*SHORT TASK*. Copy out the complete listing, word for word.

[BEGIN MATERIAL SHOWN]

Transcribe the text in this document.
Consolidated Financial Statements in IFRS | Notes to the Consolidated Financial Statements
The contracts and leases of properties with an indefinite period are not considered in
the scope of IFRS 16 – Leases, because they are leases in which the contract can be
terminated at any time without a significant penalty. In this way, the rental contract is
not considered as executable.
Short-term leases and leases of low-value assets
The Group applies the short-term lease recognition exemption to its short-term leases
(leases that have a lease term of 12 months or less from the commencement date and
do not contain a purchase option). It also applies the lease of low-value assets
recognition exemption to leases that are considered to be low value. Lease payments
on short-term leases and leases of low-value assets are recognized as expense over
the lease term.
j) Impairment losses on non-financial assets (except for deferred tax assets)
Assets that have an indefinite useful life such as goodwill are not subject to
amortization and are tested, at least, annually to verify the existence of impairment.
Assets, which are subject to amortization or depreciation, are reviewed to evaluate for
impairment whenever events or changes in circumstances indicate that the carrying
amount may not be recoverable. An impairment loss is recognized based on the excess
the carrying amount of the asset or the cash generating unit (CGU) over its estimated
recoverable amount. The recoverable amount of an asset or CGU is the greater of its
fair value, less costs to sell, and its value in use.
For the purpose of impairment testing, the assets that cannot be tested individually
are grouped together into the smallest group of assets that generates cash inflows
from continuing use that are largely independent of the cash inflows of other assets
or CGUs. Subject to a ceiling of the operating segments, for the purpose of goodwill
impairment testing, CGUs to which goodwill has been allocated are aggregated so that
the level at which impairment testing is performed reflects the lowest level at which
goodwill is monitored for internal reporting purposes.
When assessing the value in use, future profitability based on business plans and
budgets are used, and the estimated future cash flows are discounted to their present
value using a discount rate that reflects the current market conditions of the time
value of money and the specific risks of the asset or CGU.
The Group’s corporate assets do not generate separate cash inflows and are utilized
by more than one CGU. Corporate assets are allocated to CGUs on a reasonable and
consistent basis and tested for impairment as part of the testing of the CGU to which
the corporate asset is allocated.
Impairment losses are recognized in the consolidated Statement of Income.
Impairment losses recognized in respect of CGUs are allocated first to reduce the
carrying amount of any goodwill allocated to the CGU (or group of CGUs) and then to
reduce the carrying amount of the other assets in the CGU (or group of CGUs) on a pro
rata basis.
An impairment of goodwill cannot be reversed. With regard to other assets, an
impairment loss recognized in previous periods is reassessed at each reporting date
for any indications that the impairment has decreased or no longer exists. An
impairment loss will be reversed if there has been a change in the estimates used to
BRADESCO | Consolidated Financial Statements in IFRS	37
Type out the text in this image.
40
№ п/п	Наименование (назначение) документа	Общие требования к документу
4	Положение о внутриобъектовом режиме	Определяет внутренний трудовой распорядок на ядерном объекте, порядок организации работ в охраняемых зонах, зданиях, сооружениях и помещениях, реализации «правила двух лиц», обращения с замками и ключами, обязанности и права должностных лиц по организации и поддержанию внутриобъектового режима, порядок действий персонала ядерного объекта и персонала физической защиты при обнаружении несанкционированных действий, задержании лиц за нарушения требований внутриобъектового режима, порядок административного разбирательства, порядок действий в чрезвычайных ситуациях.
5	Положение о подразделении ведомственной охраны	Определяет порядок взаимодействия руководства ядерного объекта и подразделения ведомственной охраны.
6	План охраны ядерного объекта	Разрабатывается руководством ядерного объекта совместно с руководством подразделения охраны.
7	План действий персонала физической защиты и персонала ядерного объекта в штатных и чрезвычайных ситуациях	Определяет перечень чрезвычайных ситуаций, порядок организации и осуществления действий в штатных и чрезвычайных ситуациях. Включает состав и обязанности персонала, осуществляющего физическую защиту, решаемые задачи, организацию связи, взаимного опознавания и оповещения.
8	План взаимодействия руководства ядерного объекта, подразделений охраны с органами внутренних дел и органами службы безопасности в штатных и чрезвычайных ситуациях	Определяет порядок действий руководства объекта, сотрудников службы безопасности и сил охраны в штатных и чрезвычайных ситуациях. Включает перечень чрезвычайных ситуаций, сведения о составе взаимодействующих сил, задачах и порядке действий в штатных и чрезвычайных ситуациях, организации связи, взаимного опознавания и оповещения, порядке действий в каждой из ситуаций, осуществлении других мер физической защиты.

[END MATERIAL SHOWN]

*THE COMPLETED TASK*.
Transcribe the text in this document.
Consolidated Financial Statements in IFRS | Notes to the Consolidated Financial Statements
The contracts and leases of properties with an indefinite period are not considered in
the scope of IFRS 16 – Leases, because they are leases in which the contract can be
terminated at any time without a significant penalty. In this way, the rental contract is
not considered as executable.
Short-term leases and leases of low-value assets
The Group applies the short-term lease recognition exemption to its short-term leases
(leases that have a lease term of 12 months or less from the commencement date and
do not contain a purchase option). It also applies the lease of low-value assets
recognition exemption to leases that are considered to be low value. Lease payments
on short-term leases and leases of low-value assets are recognized as expense over
the lease term.
j) Impairment losses on non-financial assets (except for deferred tax assets)
Assets that have an indefinite useful life such as goodwill are not subject to
amortization and are tested, at least, annually to verify the existence of impairment.
Assets, which are subject to amortization or depreciation, are reviewed to evaluate for
impairment whenever events or changes in circumstances indicate that the carrying
amount may not be recoverable. An impairment loss is recognized based on the excess
the carrying amount of the asset or the cash generating unit (CGU) over its estimated
recoverable amount. The recoverable amount of an asset or CGU is the greater of its
fair value, less costs to sell, and its value in use.
For the purpose of impairment testing, the assets that cannot be tested individually
are grouped together into the smallest group of assets that generates cash inflows
from continuing use that are largely independent of the cash inflows of other assets
or CGUs. Subject to a ceiling of the operating segments, for the purpose of goodwill
impairment testing, CGUs to which goodwill has been allocated are aggregated so that
the level at which impairment testing is performed reflects the lowest level at which
goodwill is monitored for internal reporting purposes.
When assessing the value in use, future profitability based on business plans and
budgets are used, and the estimated future cash flows are discounted to their present
value using a discount rate that reflects the current market conditions of the time
value of money and the specific risks of the asset or CGU.
The Group’s corporate assets do not generate separate cash inflows and are utilized
by more than one CGU. Corporate assets are allocated to CGUs on a reasonable and
consistent basis and tested for impairment as part of the testing of the CGU to which
the corporate asset is allocated.
Impairment losses are recognized in the consolidated Statement of Income.
Impairment losses recognized in respect of CGUs are allocated first to reduce the
carrying amount of any goodwill allocated to the CGU (or group of CGUs) and then to
reduce the carrying amount of the other assets in the CGU (or group of CGUs) on a pro
rata basis.
An impairment of goodwill cannot be reversed. With regard to other assets, an
impairment loss recognized in previous periods is reassessed at each reporting date
for any indications that the impairment has decreased or no longer exists. An
impairment loss will be reversed if there has been a change in the estimates used to
BRADESCO | Consolidated Financial Statements in IFRS	37
Type out the text in this image.
40
№ п/п	Наименование (назначение) документа	Общие требования к документу
4	Положение о внутриобъектовом режиме	Определяет внутренний трудовой распорядок на ядерном объекте, порядок организации работ в охраняемых зонах, зданиях, сооружениях и помещениях, реализации «правила двух лиц», обращения с замками и ключами, обязанности и права должностных лиц по организации и поддержанию внутриобъектового режима, порядок действий персонала ядерного объекта и персонала физической защиты при обнаружении несанкционированных действий, задержании лиц за нарушения требований внутриобъектового режима, порядок административного разбирательства, порядок действий в чрезвычайных ситуациях.
5	Положение о подразделении ведомственной охраны	Определяет порядок взаимодействия руководства ядерного объекта и подразделения ведомственной охраны.
6	План охраны ядерного объекта	Разрабатывается руководством ядерного объекта совместно с руководством подразделения охраны.
7	План действий персонала физической защиты и персонала ядерного объекта в штатных и чрезвычайных ситуациях	Определяет перечень чрезвычайных ситуаций, порядок организации и осуществления действий в штатных и чрезвычайных ситуациях. Включает состав и обязанности персонала, осуществляющего физическую защиту, решаемые задачи, организацию связи, взаимного опознавания и оповещения.
8	План взаимодействия руководства ядерного объекта, подразделений охраны с органами внутренних дел и органами службы безопасности в штатных и чрезвычайных ситуациях	Определяет порядок действий руководства объекта, сотрудников службы безопасности и сил охраны в штатных и чрезвычайных ситуациях. Включает перечень чрезвычайных ситуаций, сведения о составе взаимодействующих сил, задачах и порядке действий в штатных и чрезвычайных ситуациях, организации связи, взаимного опознавания и оповещения, порядке действий в каждой из ситуаций, осуществлении других мер физической защиты.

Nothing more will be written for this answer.